GOAL: Search the listing for the string "Kimberly" and copy every line that contains it.

┏━━

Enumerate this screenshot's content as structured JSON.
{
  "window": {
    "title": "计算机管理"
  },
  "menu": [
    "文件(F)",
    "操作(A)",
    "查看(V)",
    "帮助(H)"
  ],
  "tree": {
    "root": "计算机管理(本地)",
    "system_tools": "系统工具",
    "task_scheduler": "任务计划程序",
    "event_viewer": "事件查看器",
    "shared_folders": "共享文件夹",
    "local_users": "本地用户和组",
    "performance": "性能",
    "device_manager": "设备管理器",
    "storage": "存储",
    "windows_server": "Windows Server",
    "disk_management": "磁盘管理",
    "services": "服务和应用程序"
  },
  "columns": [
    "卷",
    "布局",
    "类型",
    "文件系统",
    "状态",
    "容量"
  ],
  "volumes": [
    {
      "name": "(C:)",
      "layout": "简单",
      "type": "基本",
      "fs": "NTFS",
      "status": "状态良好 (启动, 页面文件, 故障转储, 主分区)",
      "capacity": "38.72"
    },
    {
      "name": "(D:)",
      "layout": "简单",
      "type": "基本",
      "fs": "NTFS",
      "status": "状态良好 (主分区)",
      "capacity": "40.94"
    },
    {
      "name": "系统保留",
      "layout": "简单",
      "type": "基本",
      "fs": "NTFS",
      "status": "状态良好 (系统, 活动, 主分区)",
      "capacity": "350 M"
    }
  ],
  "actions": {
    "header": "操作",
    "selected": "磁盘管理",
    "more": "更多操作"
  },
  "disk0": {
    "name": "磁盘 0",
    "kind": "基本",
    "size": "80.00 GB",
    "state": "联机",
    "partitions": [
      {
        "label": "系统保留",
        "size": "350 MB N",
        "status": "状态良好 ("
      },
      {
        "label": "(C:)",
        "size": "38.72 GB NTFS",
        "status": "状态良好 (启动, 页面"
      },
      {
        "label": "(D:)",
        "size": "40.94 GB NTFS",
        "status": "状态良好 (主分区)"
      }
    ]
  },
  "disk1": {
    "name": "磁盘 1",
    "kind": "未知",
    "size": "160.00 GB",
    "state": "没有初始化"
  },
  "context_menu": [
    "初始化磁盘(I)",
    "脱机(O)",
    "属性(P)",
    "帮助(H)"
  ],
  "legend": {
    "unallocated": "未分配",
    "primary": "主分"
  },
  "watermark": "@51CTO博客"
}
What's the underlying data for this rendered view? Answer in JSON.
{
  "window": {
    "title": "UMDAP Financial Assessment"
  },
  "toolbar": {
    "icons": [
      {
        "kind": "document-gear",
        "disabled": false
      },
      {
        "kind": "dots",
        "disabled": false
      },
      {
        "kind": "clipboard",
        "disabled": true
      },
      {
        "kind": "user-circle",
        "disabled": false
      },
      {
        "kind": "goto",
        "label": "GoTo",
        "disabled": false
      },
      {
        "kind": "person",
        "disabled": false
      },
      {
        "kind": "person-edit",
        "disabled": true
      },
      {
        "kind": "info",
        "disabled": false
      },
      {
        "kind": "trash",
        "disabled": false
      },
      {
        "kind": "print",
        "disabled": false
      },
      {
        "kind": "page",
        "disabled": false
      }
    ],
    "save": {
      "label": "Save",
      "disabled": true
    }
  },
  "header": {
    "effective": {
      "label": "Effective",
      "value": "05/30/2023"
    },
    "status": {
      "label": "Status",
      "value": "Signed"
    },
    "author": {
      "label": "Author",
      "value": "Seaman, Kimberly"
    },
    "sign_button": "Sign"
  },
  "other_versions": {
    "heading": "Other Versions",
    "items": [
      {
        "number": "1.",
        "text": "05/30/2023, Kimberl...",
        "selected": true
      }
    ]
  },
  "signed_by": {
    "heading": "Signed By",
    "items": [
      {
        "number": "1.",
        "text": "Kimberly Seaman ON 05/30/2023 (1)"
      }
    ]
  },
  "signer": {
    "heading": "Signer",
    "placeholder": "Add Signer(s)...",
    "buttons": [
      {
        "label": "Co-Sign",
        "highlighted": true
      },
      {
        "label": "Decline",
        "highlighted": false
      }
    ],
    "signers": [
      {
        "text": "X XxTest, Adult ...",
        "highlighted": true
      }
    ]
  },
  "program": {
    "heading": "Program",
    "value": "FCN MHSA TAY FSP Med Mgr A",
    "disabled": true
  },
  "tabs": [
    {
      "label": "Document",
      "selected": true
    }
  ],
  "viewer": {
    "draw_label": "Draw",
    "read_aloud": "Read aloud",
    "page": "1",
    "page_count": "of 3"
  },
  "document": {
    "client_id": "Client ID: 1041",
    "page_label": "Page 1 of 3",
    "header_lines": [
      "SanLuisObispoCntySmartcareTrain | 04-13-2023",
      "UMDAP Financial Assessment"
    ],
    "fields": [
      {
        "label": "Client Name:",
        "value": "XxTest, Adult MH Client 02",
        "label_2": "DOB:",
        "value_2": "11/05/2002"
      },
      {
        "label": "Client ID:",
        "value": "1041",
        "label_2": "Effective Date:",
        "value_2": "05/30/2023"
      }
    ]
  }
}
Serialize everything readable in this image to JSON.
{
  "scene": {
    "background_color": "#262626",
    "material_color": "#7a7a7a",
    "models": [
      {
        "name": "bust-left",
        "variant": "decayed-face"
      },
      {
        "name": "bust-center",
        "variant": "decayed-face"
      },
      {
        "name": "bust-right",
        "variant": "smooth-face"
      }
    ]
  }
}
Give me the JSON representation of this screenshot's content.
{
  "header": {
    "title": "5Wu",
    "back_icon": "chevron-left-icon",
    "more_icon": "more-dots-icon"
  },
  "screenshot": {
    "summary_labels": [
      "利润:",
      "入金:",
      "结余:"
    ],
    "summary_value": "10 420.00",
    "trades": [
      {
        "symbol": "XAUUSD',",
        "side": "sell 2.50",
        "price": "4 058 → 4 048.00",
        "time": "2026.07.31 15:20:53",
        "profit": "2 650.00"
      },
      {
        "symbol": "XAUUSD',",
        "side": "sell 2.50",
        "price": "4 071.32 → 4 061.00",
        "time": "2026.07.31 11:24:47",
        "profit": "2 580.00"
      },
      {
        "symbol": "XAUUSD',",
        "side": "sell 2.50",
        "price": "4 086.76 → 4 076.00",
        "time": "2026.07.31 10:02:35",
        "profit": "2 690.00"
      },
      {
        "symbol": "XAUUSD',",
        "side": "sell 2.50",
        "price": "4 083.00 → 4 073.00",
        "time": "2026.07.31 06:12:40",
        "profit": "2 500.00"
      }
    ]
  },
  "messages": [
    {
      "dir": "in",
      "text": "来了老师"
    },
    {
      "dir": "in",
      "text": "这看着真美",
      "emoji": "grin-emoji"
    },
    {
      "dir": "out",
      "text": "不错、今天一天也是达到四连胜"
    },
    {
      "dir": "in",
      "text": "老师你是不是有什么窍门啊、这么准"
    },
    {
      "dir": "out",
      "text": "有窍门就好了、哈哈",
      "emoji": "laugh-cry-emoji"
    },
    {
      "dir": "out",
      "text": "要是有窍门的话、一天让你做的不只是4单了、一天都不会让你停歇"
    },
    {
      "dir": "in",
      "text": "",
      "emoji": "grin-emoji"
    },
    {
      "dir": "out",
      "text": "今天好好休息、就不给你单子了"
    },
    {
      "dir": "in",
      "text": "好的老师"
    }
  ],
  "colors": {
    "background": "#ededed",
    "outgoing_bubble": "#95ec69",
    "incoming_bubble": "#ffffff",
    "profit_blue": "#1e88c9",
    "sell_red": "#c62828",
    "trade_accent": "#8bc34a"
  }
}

┗━━

TASK ANSWER:
      "value": "Seaman, Kimberly"
        "text": "Kimberly Seaman ON 05/30/2023 (1)"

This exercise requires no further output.